■ **Short exercise**: Pictures should be excluded; otherwise, copy every entry exactly.

— Start Data provided —

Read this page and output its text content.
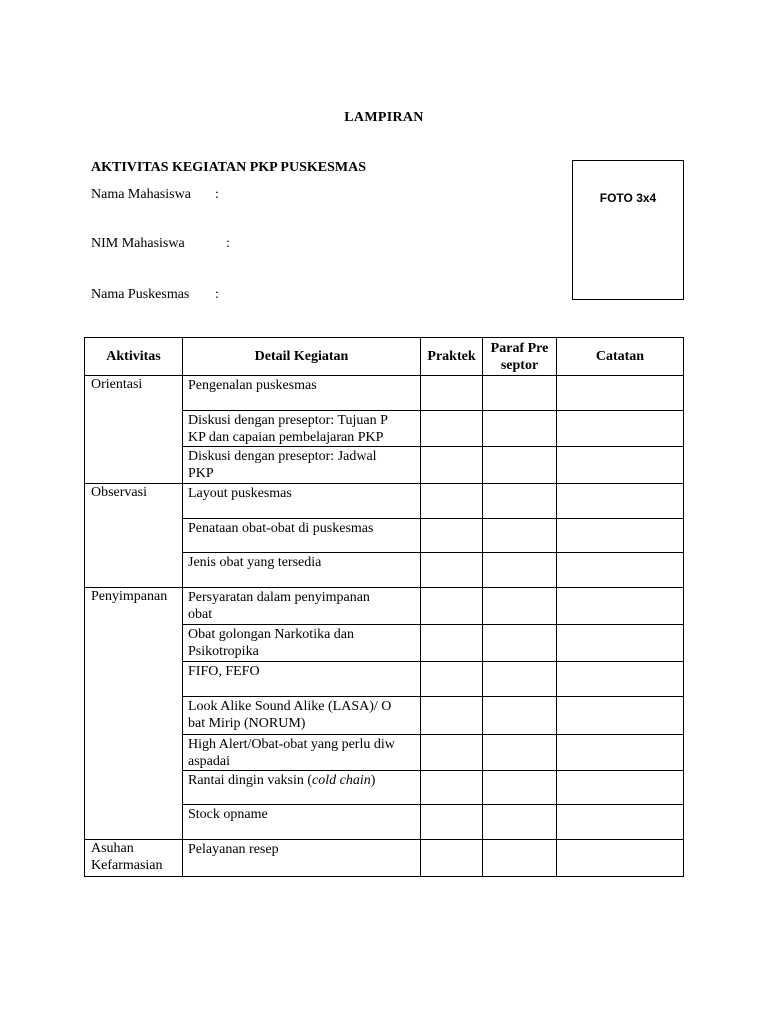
LAMPIRAN
AKTIVITAS KEGIATAN PKP PUSKESMAS
Nama Mahasiswa :
NIM Mahasiswa	:
Nama Puskesmas :
FOTO 3x4
Aktivitas	Detail Kegiatan	Praktek	Paraf Pre
septor	Catatan
Orientasi	Pengenalan puskesmas			
	Diskusi dengan preseptor: Tujuan P
KP dan capaian pembelajaran PKP			
	Diskusi dengan preseptor: Jadwal
PKP			
Observasi	Layout puskesmas			
	Penataan obat-obat di puskesmas			
	Jenis obat yang tersedia			
Penyimpanan	Persyaratan dalam penyimpanan
obat			
	Obat golongan Narkotika dan
Psikotropika			
	FIFO, FEFO			
	Look Alike Sound Alike (LASA)/ O
bat Mirip (NORUM)			
	High Alert/Obat-obat yang perlu diw
aspadai			
	Rantai dingin vaksin (cold chain)			
	Stock opname			
Asuhan
Kefarmasian	Pelayanan resep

— End Data provided —

■ **Exercise solution**:
Read this page and output its text content.
LAMPIRAN
AKTIVITAS KEGIATAN PKP PUSKESMAS
Nama Mahasiswa :
NIM Mahasiswa	:
Nama Puskesmas :
FOTO 3x4
Aktivitas	Detail Kegiatan	Praktek	Paraf Pre
septor	Catatan
Orientasi	Pengenalan puskesmas			
	Diskusi dengan preseptor: Tujuan P
KP dan capaian pembelajaran PKP			
	Diskusi dengan preseptor: Jadwal
PKP			
Observasi	Layout puskesmas			
	Penataan obat-obat di puskesmas			
	Jenis obat yang tersedia			
Penyimpanan	Persyaratan dalam penyimpanan
obat			
	Obat golongan Narkotika dan
Psikotropika			
	FIFO, FEFO			
	Look Alike Sound Alike (LASA)/ O
bat Mirip (NORUM)			
	High Alert/Obat-obat yang perlu diw
aspadai			
	Rantai dingin vaksin (cold chain)			
	Stock opname			
Asuhan
Kefarmasian	Pelayanan resep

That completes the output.